*** STUDY TEXT Section Begins ***

Recursive Partitioning Analysis of μ-Opiate Receptor High Throughput Screening Results

Abstract

Recursive Partitioning (RP) was used to analyze a heterogeneous data set of μ receptor High Throughput Screening results of combinatorial libraries, lead optimization products and reference opiate ligands from literature. Different sets of molecular descriptors and various parameterization schemes have been systematically assessed in search for an optimal RP tree, best discriminating between μ receptor ligands and inactive molecules. This discriminating ability has been evaluated in terms of a quality criterion (representing an enrichment factor corrected by the retrieval rate of active compounds), for both the learning set - with and without performing a cross-validation test-and a distinct validation set. The non-linearity of the approach, as well as the very large number of degrees of freedom of the models, render the statistical analysis - in particular, the detection of overfitting - quite difficult. The advantages and disadvantages of the RP approach are discussed on hand of the comparative analysis of the performances of the models under the studied conditions. Eventually, the features highlighted by the RP model as essential sources for the activity of compounds with respect to the μ receptor are analyzed in the light of commonly accepted μ receptor binding hypotheses. It is shown that the RP model considered to be “optimal” due to its simultaneous success in the cross-validation and validation simulations has been able to “discover” the existence of the two main (“morphine-like” and “meperidine-like”) μ ligand families, represented as the two main “active nodes” of this tree.

*** STUDY TEXT Section Ends ***
*** INFORMATION SHOWN Section Begins ***

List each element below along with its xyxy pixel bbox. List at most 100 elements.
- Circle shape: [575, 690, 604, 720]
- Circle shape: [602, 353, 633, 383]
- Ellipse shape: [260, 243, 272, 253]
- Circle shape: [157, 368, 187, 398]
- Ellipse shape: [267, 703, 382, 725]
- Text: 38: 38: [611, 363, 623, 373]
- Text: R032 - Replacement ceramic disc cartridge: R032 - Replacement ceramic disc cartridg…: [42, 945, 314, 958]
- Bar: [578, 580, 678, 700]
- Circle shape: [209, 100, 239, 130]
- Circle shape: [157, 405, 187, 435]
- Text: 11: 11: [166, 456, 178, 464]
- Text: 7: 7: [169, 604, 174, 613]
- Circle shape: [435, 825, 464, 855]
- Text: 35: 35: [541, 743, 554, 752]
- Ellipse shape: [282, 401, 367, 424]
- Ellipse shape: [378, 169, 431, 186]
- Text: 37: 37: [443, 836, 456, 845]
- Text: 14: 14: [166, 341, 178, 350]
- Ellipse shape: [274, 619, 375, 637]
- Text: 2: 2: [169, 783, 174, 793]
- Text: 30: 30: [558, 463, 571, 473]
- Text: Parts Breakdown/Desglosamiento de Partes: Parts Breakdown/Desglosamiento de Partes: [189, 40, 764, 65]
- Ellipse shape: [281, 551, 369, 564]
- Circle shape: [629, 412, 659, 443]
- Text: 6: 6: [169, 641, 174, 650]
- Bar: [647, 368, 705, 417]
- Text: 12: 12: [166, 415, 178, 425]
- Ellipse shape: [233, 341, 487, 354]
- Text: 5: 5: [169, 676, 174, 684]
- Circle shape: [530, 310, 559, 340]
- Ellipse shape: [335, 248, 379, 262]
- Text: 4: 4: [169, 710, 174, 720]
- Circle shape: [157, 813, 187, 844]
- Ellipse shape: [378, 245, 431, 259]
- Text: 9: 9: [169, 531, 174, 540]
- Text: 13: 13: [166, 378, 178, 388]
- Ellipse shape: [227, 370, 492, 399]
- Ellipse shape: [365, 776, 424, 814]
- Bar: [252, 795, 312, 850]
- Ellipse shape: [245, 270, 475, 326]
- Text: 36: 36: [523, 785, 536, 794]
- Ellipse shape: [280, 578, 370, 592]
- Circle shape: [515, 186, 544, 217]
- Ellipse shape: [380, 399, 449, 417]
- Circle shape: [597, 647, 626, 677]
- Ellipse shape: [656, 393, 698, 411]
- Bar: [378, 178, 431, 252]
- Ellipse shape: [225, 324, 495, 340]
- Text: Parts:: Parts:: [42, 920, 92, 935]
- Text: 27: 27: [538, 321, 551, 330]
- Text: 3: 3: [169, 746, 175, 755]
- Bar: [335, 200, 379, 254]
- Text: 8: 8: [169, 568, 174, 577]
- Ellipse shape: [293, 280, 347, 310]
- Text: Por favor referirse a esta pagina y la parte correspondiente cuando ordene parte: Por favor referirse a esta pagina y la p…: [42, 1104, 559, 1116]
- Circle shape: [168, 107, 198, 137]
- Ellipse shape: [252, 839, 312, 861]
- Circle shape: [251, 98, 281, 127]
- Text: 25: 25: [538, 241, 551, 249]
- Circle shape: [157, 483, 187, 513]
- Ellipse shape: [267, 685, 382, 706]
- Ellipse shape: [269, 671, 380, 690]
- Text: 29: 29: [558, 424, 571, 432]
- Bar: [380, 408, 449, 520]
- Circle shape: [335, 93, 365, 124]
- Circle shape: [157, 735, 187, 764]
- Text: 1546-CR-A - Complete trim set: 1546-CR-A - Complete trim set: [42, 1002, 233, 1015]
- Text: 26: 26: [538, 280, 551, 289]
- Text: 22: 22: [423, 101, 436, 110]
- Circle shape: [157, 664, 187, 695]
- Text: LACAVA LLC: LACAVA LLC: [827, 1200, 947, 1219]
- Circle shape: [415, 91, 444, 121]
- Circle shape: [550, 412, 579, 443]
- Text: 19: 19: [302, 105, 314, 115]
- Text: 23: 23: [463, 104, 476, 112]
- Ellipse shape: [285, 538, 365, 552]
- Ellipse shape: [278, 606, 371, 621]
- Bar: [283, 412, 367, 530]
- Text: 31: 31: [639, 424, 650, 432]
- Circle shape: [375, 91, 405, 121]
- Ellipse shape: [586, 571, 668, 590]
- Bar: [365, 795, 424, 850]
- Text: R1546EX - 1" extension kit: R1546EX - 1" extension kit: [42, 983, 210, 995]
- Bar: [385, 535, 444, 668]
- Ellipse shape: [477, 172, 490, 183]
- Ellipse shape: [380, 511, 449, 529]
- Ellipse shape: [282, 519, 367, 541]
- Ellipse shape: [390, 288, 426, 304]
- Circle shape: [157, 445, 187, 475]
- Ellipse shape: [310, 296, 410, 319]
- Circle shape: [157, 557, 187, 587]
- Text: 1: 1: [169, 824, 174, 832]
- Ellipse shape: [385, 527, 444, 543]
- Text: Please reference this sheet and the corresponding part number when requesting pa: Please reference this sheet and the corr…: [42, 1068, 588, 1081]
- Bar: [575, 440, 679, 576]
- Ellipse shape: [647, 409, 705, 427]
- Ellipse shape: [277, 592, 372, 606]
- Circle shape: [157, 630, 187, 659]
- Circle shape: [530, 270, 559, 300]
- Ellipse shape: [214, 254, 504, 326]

*** INFORMATION SHOWN Section Ends ***

[WORK INSTRUCTION A]: In the abstract on recursive partitioning of μ receptor screening results, what does the quality criterion represent?
[WORK INSTRUCTION B]: Summarize the abstract on recursive partitioning of μ receptor screening results in two sentences.

[FINAL ANSWER A]: An enrichment factor corrected by the retrieval rate of active compounds.

[FINAL ANSWER B]: Recursive Partitioning was applied to a heterogeneous set of μ receptor High Throughput Screening results, with different molecular descriptor sets and parameterization schemes assessed to find the tree that best separates μ receptor ligands from inactive molecules, judged by a quality criterion on learning and validation sets. The model judged optimal for succeeding in both cross-validation and validation identified the two main μ ligand families, "morphine-like" and "meperidine-like," as the tree's two main active nodes.